**AIM OF THE TASK**
Reproduce without any change the rows from the one containing "header-title: Deutscher Reichstag." through the one containing "interjection: (Sehr wahr!)", including both.

### RECORDS SUPPLIED

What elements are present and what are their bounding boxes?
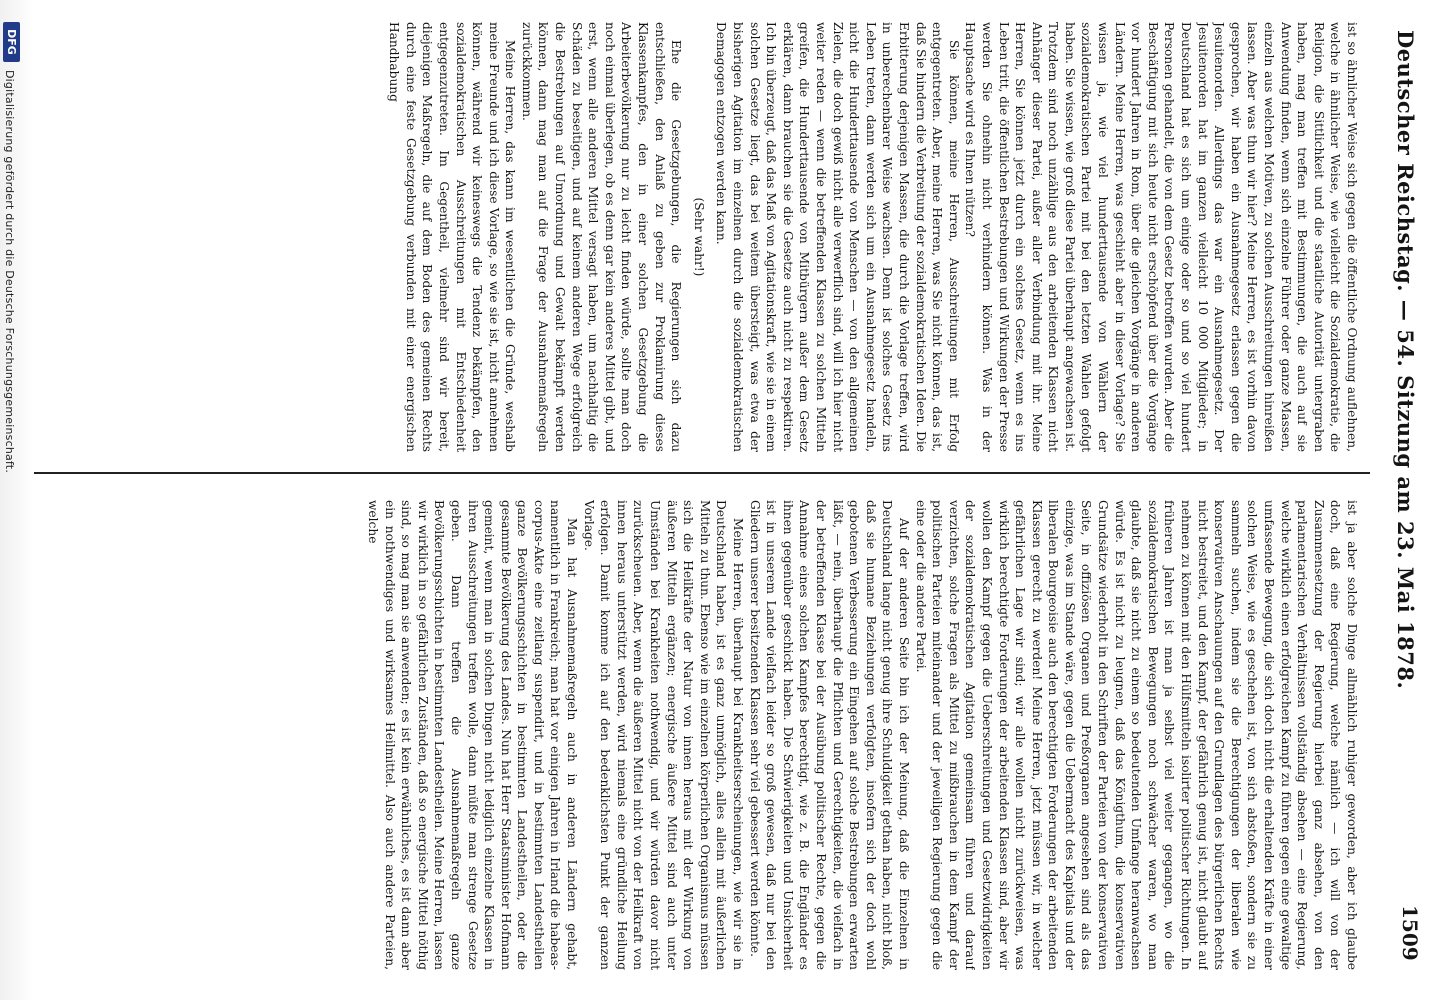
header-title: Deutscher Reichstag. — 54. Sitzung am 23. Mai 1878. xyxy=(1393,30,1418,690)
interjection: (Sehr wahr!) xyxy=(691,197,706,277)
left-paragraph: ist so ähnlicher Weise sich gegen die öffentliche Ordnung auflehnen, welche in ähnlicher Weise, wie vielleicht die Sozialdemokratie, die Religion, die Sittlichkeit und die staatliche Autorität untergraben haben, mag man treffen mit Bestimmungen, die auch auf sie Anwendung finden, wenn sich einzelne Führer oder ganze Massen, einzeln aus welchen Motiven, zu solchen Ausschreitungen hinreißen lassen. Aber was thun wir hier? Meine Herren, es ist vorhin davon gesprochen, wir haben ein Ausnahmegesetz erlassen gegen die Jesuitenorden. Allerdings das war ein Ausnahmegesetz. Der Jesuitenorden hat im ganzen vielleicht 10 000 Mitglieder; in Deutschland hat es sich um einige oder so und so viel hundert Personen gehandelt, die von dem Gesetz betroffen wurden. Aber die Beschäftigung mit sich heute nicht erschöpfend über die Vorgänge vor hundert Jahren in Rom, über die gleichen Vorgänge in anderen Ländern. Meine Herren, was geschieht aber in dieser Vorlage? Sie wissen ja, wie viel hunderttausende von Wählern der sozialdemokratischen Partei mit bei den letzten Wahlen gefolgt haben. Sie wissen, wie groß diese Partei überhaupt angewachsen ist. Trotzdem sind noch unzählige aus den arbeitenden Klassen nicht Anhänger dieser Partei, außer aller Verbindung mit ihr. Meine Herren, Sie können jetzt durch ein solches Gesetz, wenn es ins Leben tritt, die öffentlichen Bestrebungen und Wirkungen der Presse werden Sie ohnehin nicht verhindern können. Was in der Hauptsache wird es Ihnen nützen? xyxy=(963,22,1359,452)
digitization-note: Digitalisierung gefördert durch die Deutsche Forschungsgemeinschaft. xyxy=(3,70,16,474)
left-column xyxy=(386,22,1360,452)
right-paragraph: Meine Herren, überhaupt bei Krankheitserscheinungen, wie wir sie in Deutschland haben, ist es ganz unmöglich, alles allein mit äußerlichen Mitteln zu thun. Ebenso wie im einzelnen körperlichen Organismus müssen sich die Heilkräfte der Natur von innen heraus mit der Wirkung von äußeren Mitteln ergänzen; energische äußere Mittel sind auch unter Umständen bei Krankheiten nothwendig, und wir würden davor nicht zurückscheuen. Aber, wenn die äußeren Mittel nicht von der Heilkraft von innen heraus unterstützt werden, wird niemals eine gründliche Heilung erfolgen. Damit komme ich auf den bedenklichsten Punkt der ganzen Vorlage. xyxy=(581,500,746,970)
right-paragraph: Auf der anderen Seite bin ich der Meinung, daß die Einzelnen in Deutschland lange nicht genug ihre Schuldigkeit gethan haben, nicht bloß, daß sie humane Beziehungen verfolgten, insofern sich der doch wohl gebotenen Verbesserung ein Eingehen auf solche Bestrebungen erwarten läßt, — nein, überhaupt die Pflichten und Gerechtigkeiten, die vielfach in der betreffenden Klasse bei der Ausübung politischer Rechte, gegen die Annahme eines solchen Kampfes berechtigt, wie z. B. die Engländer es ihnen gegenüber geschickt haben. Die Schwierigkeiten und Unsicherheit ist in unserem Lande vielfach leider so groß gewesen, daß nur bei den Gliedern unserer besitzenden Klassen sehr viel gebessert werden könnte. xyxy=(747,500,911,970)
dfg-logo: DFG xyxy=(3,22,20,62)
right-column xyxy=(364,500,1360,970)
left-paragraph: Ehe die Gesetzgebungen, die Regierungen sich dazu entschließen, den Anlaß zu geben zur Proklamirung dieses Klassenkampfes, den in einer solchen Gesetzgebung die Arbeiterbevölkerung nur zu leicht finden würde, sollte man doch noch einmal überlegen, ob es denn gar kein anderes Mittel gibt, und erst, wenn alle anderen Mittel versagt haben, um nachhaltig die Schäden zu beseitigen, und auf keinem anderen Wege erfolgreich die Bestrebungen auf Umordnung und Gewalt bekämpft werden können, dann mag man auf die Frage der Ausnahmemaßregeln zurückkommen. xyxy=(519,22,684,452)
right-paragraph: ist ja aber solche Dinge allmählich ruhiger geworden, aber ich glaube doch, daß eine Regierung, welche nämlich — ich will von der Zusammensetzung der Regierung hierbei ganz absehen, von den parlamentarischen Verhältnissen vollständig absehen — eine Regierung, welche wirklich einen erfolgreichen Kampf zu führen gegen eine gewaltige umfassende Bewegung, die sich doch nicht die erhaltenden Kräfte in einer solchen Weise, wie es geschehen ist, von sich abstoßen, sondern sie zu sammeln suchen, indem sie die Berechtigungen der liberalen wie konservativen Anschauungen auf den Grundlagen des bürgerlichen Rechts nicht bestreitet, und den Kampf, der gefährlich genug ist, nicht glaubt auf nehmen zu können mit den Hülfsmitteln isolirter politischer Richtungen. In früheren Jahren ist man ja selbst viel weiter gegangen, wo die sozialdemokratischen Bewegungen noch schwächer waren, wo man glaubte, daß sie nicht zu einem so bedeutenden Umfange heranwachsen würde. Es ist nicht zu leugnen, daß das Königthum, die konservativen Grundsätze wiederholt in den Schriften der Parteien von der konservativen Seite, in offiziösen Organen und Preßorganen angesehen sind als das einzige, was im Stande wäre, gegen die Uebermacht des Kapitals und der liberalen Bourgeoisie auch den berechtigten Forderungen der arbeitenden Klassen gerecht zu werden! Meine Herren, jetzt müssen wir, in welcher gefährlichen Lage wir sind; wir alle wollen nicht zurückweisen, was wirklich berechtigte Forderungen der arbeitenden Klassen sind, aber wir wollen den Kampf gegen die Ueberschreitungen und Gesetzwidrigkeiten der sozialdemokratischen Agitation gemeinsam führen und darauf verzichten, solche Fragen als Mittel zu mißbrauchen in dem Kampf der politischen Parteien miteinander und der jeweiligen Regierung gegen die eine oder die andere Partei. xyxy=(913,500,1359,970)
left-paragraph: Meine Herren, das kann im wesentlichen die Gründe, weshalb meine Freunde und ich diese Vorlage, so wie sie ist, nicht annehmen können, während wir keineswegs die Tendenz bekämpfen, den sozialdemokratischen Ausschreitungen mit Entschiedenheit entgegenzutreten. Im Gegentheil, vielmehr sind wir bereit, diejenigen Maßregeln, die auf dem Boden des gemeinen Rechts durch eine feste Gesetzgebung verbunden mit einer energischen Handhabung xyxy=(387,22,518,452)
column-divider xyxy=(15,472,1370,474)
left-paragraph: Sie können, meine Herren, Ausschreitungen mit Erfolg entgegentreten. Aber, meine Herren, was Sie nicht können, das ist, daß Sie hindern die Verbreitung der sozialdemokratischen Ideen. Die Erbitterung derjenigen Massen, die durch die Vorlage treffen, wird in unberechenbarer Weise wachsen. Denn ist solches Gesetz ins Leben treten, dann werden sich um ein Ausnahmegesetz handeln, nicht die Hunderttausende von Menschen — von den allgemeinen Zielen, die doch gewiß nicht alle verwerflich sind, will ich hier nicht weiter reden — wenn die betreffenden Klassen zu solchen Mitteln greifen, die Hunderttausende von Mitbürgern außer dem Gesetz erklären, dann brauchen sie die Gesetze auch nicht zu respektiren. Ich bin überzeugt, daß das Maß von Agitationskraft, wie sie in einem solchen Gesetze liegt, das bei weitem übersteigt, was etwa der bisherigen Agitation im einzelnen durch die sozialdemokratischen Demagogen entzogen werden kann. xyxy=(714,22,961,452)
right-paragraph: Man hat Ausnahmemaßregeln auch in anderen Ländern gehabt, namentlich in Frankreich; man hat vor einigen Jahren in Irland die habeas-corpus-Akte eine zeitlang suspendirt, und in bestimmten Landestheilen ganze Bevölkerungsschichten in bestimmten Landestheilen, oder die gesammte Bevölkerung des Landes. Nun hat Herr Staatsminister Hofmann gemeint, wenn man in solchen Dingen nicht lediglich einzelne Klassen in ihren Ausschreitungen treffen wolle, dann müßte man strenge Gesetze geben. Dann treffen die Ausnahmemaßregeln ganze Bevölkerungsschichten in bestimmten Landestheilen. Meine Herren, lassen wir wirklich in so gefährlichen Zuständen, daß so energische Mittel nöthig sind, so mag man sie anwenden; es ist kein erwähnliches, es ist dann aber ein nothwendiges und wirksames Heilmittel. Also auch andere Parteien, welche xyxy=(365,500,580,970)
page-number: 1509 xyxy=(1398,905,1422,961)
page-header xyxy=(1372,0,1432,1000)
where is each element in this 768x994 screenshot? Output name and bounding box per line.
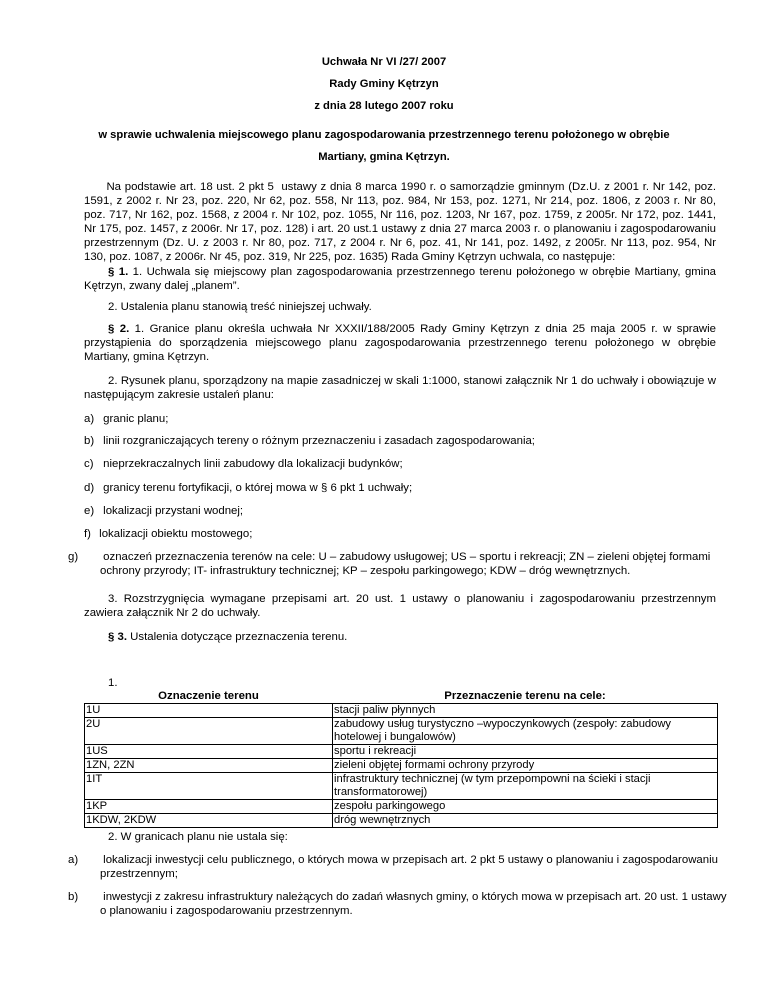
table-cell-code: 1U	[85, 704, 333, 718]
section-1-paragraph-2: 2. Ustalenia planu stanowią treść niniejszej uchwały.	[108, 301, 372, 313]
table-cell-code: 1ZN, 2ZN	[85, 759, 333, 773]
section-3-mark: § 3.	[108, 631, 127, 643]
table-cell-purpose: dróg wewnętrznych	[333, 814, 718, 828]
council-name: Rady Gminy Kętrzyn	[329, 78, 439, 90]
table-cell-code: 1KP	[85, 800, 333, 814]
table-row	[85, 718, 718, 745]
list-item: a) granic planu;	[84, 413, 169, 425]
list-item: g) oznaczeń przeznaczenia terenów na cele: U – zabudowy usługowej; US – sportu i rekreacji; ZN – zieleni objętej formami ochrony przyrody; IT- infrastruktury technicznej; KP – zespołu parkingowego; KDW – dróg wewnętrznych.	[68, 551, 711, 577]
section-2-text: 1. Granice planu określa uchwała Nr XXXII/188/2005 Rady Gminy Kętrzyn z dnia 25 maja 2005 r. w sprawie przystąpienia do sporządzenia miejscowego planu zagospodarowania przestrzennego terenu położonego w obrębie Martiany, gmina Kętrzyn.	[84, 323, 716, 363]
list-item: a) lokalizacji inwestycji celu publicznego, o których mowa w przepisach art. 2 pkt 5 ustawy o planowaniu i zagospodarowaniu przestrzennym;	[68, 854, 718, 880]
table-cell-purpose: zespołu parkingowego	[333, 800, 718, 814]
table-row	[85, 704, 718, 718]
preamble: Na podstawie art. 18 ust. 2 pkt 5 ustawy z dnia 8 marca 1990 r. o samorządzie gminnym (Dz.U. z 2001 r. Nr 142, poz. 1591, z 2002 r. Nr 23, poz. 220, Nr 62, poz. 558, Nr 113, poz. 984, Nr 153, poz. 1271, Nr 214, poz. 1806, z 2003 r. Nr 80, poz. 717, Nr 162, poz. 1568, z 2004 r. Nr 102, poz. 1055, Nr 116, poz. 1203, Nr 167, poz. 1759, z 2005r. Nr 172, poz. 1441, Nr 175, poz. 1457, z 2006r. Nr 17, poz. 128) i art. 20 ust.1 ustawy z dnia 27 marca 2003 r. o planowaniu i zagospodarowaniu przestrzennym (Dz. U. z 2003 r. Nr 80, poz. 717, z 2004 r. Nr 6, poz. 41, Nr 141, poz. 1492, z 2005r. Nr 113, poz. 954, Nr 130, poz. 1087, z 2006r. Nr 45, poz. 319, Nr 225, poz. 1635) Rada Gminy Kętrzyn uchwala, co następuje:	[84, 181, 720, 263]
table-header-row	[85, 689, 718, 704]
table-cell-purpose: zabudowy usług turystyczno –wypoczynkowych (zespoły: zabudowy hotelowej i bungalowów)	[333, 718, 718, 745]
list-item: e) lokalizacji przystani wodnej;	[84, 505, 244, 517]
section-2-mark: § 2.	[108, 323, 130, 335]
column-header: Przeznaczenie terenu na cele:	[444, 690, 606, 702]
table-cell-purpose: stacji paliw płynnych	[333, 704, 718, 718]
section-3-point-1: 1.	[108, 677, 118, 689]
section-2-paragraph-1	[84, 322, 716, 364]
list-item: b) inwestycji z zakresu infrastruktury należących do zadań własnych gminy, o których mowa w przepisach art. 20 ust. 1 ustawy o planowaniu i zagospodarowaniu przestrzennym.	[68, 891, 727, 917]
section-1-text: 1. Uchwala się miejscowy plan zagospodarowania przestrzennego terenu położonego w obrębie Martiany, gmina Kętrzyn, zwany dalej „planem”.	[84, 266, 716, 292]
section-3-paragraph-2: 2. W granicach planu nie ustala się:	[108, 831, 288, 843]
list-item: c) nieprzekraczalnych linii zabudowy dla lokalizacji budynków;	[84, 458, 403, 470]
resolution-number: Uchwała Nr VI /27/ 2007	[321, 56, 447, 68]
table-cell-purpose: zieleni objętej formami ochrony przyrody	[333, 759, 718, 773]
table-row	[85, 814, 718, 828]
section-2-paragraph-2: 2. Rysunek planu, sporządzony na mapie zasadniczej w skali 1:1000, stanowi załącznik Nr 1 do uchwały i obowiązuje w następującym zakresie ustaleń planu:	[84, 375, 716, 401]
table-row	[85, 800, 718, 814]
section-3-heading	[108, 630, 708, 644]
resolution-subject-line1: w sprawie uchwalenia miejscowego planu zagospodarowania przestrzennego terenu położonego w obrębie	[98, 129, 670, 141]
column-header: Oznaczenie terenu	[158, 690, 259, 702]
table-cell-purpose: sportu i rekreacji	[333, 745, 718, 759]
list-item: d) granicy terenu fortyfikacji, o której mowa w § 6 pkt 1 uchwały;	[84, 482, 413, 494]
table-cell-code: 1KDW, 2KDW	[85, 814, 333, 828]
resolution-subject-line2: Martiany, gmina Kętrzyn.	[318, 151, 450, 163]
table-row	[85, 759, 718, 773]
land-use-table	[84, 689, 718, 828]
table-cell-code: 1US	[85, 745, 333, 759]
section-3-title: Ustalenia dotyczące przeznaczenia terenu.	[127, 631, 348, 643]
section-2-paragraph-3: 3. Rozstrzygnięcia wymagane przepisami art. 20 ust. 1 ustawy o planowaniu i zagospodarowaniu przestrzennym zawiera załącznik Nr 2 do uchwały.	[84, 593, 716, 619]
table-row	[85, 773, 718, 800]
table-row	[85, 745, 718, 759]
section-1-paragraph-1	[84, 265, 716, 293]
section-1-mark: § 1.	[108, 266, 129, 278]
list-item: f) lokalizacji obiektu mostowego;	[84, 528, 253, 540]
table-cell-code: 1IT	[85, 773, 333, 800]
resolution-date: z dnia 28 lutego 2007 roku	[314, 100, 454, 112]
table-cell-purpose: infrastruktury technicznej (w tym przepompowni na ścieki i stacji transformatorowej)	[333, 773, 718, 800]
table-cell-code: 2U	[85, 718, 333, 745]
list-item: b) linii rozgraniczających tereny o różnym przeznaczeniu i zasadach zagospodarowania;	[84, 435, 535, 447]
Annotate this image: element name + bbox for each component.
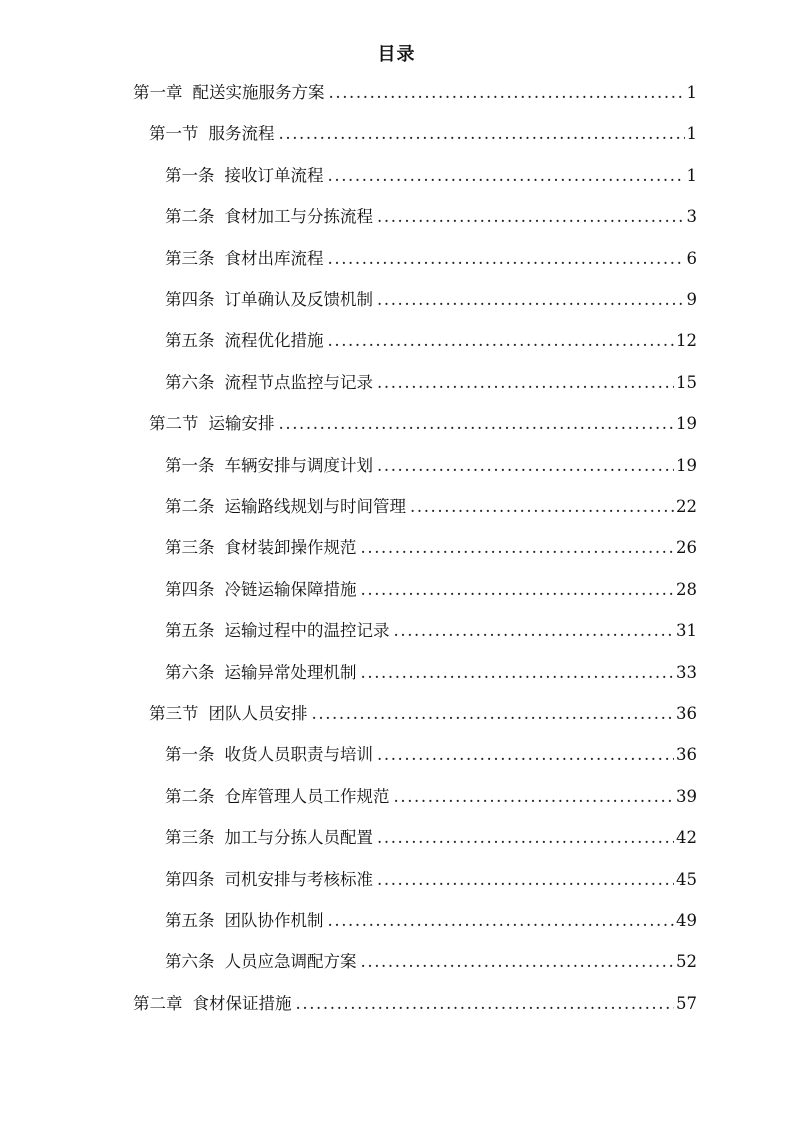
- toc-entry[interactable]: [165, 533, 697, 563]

######

**RESULT OF THIS EXERCISE**
header-title: Deutscher Reichstag. — 54. Sitzung am 23. Mai 1878. xyxy=(1393,30,1418,690)
interjection: (Sehr wahr!) xyxy=(691,197,706,277)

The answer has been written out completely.